EXERCISE REQUIREMENTS
All the data should come back exactly as it was given.

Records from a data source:
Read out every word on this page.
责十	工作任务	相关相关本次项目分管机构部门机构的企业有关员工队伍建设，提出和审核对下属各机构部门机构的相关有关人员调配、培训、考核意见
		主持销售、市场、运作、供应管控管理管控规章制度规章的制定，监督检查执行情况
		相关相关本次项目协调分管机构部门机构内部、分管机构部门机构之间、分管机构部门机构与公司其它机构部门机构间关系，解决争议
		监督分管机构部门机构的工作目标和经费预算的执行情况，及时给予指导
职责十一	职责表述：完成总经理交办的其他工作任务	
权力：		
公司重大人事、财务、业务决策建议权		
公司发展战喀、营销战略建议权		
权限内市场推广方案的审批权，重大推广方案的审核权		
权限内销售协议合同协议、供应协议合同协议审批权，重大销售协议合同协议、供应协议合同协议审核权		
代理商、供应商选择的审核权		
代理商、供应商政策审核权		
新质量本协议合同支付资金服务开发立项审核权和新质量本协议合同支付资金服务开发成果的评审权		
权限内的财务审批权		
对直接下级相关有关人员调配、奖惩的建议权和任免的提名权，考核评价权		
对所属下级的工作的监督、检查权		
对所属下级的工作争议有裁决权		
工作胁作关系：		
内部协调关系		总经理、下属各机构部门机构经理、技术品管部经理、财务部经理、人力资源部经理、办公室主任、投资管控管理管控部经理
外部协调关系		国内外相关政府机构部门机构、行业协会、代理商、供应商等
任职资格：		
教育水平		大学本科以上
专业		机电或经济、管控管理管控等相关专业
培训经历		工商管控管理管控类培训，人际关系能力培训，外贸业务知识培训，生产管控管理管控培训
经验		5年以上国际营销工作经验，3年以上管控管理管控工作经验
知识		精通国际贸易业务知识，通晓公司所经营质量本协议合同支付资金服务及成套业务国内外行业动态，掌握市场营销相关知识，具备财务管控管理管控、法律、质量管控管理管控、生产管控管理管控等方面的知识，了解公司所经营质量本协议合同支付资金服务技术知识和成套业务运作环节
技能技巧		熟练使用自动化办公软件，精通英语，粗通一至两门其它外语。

WRITTEN SOLUTION
Read out every word on this page.
责十	工作任务	相关相关本次项目分管机构部门机构的企业有关员工队伍建设，提出和审核对下属各机构部门机构的相关有关人员调配、培训、考核意见
		主持销售、市场、运作、供应管控管理管控规章制度规章的制定，监督检查执行情况
		相关相关本次项目协调分管机构部门机构内部、分管机构部门机构之间、分管机构部门机构与公司其它机构部门机构间关系，解决争议
		监督分管机构部门机构的工作目标和经费预算的执行情况，及时给予指导
职责十一	职责表述：完成总经理交办的其他工作任务	
权力：		
公司重大人事、财务、业务决策建议权		
公司发展战喀、营销战略建议权		
权限内市场推广方案的审批权，重大推广方案的审核权		
权限内销售协议合同协议、供应协议合同协议审批权，重大销售协议合同协议、供应协议合同协议审核权		
代理商、供应商选择的审核权		
代理商、供应商政策审核权		
新质量本协议合同支付资金服务开发立项审核权和新质量本协议合同支付资金服务开发成果的评审权		
权限内的财务审批权		
对直接下级相关有关人员调配、奖惩的建议权和任免的提名权，考核评价权		
对所属下级的工作的监督、检查权		
对所属下级的工作争议有裁决权		
工作胁作关系：		
内部协调关系		总经理、下属各机构部门机构经理、技术品管部经理、财务部经理、人力资源部经理、办公室主任、投资管控管理管控部经理
外部协调关系		国内外相关政府机构部门机构、行业协会、代理商、供应商等
任职资格：		
教育水平		大学本科以上
专业		机电或经济、管控管理管控等相关专业
培训经历		工商管控管理管控类培训，人际关系能力培训，外贸业务知识培训，生产管控管理管控培训
经验		5年以上国际营销工作经验，3年以上管控管理管控工作经验
知识		精通国际贸易业务知识，通晓公司所经营质量本协议合同支付资金服务及成套业务国内外行业动态，掌握市场营销相关知识，具备财务管控管理管控、法律、质量管控管理管控、生产管控管理管控等方面的知识，了解公司所经营质量本协议合同支付资金服务技术知识和成套业务运作环节
技能技巧		熟练使用自动化办公软件，精通英语，粗通一至两门其它外语。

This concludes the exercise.